● **WHAT IS EXPECTED**: Separate out the lines that hold "image".

═════ THE DATA

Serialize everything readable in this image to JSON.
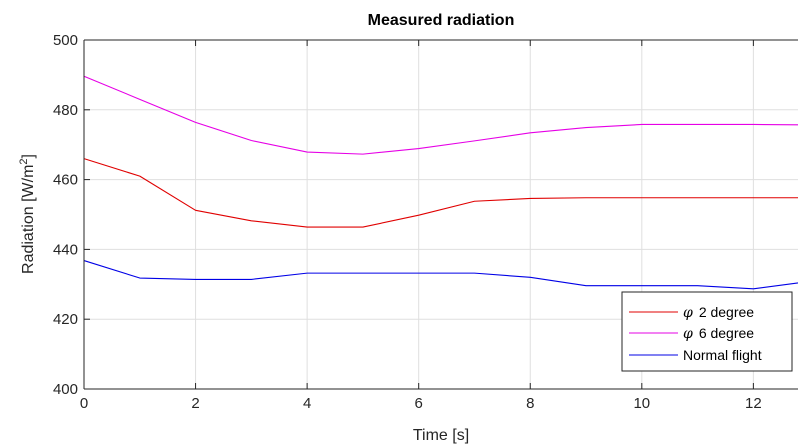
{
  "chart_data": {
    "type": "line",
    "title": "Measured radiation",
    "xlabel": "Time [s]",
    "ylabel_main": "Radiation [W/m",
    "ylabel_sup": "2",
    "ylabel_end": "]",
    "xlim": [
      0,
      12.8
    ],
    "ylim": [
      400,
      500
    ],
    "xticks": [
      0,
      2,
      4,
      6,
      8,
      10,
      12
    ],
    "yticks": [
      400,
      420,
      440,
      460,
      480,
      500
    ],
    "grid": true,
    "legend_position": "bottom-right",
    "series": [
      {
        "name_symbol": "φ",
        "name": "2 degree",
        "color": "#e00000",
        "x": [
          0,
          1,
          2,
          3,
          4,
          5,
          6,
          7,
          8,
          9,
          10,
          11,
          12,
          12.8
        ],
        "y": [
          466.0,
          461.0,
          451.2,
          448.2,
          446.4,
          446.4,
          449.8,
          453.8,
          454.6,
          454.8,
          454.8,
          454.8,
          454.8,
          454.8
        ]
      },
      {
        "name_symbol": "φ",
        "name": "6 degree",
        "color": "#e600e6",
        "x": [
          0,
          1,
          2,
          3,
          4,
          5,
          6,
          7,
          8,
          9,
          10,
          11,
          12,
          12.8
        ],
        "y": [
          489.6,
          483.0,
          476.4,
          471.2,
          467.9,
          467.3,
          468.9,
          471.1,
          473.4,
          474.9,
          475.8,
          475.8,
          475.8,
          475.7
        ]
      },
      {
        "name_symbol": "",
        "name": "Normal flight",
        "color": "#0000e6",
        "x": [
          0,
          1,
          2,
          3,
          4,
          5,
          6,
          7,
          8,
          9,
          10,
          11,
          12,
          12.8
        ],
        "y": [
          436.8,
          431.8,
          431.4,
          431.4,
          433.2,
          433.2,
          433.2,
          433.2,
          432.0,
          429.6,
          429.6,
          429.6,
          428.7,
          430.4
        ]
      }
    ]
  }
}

══════════
═════ THE DATA

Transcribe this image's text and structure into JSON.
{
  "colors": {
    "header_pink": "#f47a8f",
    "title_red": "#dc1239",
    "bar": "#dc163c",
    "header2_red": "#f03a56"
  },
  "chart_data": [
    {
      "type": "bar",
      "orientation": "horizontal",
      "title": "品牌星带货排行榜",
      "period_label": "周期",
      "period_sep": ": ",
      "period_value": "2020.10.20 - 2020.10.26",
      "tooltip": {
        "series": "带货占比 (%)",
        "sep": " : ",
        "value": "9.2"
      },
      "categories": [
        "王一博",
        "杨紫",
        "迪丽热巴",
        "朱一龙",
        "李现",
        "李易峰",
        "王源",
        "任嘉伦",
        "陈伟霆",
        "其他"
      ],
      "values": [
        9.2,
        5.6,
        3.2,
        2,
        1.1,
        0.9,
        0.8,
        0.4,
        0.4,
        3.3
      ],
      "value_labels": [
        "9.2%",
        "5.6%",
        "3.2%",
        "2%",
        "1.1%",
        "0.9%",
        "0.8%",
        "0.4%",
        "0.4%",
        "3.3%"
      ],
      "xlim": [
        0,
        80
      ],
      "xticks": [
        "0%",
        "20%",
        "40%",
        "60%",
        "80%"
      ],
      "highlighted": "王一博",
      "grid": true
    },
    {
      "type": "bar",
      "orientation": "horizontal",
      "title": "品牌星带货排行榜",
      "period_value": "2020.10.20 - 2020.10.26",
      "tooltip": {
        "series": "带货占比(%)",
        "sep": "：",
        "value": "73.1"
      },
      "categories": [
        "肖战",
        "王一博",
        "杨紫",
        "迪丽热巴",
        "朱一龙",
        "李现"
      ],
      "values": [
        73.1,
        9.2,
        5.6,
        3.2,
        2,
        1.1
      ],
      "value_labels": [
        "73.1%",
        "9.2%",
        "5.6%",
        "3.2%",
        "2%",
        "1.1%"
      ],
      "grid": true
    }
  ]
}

══════════

● **TASK OUTPUT**:
Serialize everything readable in this image to JSON.
Transcribe this image's text and structure into JSON.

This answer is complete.